Task:
Present each line of the entries below that holds the word "title".
++++
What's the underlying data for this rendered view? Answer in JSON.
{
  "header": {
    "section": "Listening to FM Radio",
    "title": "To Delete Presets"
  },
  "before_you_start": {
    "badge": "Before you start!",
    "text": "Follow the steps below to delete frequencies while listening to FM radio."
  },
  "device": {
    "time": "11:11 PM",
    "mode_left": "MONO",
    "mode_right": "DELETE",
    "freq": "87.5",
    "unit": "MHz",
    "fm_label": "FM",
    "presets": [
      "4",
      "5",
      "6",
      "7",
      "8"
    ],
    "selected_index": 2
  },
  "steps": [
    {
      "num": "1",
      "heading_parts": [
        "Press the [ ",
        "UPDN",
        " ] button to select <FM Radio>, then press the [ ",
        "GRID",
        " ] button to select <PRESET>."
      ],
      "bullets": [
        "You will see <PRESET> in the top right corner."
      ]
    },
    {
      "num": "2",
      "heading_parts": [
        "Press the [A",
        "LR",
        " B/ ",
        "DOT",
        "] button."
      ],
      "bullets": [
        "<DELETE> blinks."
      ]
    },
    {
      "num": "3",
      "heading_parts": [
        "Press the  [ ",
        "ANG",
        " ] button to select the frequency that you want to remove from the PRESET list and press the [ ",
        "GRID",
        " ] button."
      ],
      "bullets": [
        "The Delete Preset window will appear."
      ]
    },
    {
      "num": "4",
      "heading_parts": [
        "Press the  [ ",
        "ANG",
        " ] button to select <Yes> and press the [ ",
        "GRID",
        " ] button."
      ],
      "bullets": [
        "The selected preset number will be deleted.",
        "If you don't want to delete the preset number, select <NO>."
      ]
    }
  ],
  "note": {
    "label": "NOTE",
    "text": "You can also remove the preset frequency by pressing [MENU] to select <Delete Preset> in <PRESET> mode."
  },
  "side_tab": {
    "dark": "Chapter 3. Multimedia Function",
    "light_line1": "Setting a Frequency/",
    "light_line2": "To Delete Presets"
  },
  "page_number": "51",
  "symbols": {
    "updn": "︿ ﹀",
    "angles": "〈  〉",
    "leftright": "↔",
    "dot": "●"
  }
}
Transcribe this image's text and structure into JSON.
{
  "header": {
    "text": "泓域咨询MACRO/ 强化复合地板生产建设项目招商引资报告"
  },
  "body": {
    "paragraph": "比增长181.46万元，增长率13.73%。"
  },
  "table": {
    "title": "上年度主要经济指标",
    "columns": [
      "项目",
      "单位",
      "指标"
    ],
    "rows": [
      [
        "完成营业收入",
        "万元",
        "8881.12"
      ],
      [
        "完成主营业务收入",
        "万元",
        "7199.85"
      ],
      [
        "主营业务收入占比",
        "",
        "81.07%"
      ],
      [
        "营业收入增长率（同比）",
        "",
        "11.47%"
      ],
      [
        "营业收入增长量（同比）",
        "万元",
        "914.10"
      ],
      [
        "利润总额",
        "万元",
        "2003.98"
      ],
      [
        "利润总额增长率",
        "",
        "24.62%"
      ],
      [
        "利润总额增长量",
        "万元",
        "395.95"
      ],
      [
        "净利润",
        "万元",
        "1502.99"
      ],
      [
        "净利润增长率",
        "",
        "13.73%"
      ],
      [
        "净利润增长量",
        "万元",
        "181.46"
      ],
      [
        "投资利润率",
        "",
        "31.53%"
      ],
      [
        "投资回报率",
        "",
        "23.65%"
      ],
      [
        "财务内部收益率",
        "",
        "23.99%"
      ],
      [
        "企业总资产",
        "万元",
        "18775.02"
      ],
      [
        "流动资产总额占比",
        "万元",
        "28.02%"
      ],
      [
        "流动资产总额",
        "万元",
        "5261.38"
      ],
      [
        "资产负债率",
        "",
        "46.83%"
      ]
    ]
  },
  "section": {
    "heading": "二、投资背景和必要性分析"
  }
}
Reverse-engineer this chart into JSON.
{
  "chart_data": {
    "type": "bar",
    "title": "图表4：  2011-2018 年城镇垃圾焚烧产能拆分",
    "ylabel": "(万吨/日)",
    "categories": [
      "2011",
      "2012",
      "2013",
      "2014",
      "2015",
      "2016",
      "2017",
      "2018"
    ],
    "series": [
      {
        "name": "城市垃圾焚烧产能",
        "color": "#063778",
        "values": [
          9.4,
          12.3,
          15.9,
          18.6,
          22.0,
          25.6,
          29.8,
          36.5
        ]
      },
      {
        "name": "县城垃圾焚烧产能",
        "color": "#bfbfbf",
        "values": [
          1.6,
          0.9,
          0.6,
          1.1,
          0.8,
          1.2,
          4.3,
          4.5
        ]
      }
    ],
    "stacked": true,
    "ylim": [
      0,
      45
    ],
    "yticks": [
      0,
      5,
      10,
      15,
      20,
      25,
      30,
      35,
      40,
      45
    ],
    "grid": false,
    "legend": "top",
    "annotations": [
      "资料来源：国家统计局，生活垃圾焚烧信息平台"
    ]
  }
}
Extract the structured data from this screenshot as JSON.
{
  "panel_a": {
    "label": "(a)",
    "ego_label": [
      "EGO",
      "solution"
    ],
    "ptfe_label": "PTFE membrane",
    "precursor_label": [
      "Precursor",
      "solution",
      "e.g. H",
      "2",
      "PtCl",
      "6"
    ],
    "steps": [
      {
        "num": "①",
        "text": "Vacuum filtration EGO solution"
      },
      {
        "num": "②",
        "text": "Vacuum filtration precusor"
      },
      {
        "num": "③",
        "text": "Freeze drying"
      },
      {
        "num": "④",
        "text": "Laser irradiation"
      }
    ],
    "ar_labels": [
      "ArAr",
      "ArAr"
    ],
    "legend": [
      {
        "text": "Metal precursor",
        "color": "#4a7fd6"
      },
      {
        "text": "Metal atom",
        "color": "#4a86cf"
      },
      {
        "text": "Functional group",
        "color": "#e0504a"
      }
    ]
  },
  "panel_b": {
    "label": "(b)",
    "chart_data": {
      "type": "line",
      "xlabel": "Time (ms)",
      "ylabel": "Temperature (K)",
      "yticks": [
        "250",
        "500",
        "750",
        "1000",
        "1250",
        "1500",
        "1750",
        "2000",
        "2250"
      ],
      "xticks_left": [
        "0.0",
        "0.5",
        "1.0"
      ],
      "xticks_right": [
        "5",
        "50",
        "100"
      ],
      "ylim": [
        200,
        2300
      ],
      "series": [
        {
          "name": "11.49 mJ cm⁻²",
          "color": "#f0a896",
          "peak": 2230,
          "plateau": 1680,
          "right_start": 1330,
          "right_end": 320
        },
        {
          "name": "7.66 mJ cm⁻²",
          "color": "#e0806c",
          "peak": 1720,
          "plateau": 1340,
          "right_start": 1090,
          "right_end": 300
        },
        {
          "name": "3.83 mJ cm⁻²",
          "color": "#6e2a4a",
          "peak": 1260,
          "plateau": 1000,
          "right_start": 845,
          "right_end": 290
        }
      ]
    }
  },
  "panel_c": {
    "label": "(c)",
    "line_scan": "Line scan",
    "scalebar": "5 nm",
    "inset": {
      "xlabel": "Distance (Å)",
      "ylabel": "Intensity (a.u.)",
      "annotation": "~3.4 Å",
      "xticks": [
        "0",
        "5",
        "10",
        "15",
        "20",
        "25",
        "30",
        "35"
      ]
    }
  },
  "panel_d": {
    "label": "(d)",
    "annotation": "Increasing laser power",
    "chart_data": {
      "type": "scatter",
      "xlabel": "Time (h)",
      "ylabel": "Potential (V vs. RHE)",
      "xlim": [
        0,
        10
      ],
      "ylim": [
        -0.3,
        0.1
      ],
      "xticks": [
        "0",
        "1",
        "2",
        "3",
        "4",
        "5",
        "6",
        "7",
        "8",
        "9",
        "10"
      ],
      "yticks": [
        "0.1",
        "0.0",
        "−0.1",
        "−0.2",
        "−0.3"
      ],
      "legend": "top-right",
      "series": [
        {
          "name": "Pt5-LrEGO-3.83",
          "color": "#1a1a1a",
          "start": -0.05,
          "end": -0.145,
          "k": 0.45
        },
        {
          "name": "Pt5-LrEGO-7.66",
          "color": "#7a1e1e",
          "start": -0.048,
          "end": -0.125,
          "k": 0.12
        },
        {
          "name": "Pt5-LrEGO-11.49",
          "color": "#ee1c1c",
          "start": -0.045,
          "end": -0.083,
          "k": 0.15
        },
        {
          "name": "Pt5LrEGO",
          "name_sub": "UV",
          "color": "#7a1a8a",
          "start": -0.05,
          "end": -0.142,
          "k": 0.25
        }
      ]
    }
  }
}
++++
Solution to this problem:
    "title": "To Delete Presets"
    "title": "上年度主要经济指标",
    "title": "图表4：  2011-2018 年城镇垃圾焚烧产能拆分",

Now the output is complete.